# start of Information shown

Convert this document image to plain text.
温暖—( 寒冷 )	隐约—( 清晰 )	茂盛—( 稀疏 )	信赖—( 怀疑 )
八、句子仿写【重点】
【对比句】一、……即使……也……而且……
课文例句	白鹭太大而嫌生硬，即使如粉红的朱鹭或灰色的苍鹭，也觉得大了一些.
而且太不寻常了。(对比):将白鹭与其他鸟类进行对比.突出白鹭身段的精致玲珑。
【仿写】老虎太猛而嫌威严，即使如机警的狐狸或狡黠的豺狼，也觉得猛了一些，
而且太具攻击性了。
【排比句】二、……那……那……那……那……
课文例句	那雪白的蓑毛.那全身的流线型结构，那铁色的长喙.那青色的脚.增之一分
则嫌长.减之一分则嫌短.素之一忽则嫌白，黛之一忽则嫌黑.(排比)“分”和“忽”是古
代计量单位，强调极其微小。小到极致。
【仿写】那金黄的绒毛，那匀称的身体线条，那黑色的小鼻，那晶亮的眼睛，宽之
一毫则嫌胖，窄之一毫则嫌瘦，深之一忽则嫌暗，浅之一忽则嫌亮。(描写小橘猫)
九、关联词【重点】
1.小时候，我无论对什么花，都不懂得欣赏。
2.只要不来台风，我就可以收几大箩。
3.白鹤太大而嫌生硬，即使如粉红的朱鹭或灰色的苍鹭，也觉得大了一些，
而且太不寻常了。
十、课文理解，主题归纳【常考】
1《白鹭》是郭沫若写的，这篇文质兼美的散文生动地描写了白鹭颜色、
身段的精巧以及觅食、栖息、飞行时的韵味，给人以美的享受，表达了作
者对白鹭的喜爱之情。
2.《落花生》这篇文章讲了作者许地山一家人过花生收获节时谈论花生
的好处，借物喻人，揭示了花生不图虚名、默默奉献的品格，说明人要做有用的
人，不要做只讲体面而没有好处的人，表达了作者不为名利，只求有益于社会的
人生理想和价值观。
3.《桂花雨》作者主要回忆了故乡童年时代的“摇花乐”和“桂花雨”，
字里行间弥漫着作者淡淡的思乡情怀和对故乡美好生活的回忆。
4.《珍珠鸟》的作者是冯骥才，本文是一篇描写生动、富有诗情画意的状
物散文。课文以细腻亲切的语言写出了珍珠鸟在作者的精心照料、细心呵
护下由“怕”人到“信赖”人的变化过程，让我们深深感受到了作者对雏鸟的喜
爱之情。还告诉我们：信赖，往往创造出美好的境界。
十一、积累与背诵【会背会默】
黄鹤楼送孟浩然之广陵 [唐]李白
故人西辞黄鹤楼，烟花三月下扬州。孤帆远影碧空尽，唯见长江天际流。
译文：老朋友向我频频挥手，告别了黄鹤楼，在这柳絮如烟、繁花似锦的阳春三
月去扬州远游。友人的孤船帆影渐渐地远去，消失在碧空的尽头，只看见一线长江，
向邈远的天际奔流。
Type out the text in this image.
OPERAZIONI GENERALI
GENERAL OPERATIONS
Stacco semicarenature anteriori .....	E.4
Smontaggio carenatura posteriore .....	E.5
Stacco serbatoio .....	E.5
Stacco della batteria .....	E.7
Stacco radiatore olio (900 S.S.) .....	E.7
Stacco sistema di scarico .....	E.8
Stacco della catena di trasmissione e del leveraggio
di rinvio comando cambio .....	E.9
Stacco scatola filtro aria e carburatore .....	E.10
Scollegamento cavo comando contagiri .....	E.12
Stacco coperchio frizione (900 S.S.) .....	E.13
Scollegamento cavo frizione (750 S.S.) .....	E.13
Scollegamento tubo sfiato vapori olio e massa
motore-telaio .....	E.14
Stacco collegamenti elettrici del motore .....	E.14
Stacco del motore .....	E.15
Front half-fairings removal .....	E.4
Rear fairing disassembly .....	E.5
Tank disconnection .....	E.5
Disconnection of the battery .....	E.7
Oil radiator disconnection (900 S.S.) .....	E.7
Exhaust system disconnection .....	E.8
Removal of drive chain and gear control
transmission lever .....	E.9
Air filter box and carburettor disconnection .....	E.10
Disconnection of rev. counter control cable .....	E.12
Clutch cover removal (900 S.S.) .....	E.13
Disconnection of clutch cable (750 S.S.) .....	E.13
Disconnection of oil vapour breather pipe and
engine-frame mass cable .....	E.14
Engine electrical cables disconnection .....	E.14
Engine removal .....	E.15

# end of Information shown

What to do = Output every entry shown above, exactly.

Answer in full =
Convert this document image to plain text.
温暖—( 寒冷 )	隐约—( 清晰 )	茂盛—( 稀疏 )	信赖—( 怀疑 )
八、句子仿写【重点】
【对比句】一、……即使……也……而且……
课文例句	白鹭太大而嫌生硬，即使如粉红的朱鹭或灰色的苍鹭，也觉得大了一些.
而且太不寻常了。(对比):将白鹭与其他鸟类进行对比.突出白鹭身段的精致玲珑。
【仿写】老虎太猛而嫌威严，即使如机警的狐狸或狡黠的豺狼，也觉得猛了一些，
而且太具攻击性了。
【排比句】二、……那……那……那……那……
课文例句	那雪白的蓑毛.那全身的流线型结构，那铁色的长喙.那青色的脚.增之一分
则嫌长.减之一分则嫌短.素之一忽则嫌白，黛之一忽则嫌黑.(排比)“分”和“忽”是古
代计量单位，强调极其微小。小到极致。
【仿写】那金黄的绒毛，那匀称的身体线条，那黑色的小鼻，那晶亮的眼睛，宽之
一毫则嫌胖，窄之一毫则嫌瘦，深之一忽则嫌暗，浅之一忽则嫌亮。(描写小橘猫)
九、关联词【重点】
1.小时候，我无论对什么花，都不懂得欣赏。
2.只要不来台风，我就可以收几大箩。
3.白鹤太大而嫌生硬，即使如粉红的朱鹭或灰色的苍鹭，也觉得大了一些，
而且太不寻常了。
十、课文理解，主题归纳【常考】
1《白鹭》是郭沫若写的，这篇文质兼美的散文生动地描写了白鹭颜色、
身段的精巧以及觅食、栖息、飞行时的韵味，给人以美的享受，表达了作
者对白鹭的喜爱之情。
2.《落花生》这篇文章讲了作者许地山一家人过花生收获节时谈论花生
的好处，借物喻人，揭示了花生不图虚名、默默奉献的品格，说明人要做有用的
人，不要做只讲体面而没有好处的人，表达了作者不为名利，只求有益于社会的
人生理想和价值观。
3.《桂花雨》作者主要回忆了故乡童年时代的“摇花乐”和“桂花雨”，
字里行间弥漫着作者淡淡的思乡情怀和对故乡美好生活的回忆。
4.《珍珠鸟》的作者是冯骥才，本文是一篇描写生动、富有诗情画意的状
物散文。课文以细腻亲切的语言写出了珍珠鸟在作者的精心照料、细心呵
护下由“怕”人到“信赖”人的变化过程，让我们深深感受到了作者对雏鸟的喜
爱之情。还告诉我们：信赖，往往创造出美好的境界。
十一、积累与背诵【会背会默】
黄鹤楼送孟浩然之广陵 [唐]李白
故人西辞黄鹤楼，烟花三月下扬州。孤帆远影碧空尽，唯见长江天际流。
译文：老朋友向我频频挥手，告别了黄鹤楼，在这柳絮如烟、繁花似锦的阳春三
月去扬州远游。友人的孤船帆影渐渐地远去，消失在碧空的尽头，只看见一线长江，
向邈远的天际奔流。
Type out the text in this image.
OPERAZIONI GENERALI
GENERAL OPERATIONS
Stacco semicarenature anteriori .....	E.4
Smontaggio carenatura posteriore .....	E.5
Stacco serbatoio .....	E.5
Stacco della batteria .....	E.7
Stacco radiatore olio (900 S.S.) .....	E.7
Stacco sistema di scarico .....	E.8
Stacco della catena di trasmissione e del leveraggio
di rinvio comando cambio .....	E.9
Stacco scatola filtro aria e carburatore .....	E.10
Scollegamento cavo comando contagiri .....	E.12
Stacco coperchio frizione (900 S.S.) .....	E.13
Scollegamento cavo frizione (750 S.S.) .....	E.13
Scollegamento tubo sfiato vapori olio e massa
motore-telaio .....	E.14
Stacco collegamenti elettrici del motore .....	E.14
Stacco del motore .....	E.15
Front half-fairings removal .....	E.4
Rear fairing disassembly .....	E.5
Tank disconnection .....	E.5
Disconnection of the battery .....	E.7
Oil radiator disconnection (900 S.S.) .....	E.7
Exhaust system disconnection .....	E.8
Removal of drive chain and gear control
transmission lever .....	E.9
Air filter box and carburettor disconnection .....	E.10
Disconnection of rev. counter control cable .....	E.12
Clutch cover removal (900 S.S.) .....	E.13
Disconnection of clutch cable (750 S.S.) .....	E.13
Disconnection of oil vapour breather pipe and
engine-frame mass cable .....	E.14
Engine electrical cables disconnection .....	E.14
Engine removal .....	E.15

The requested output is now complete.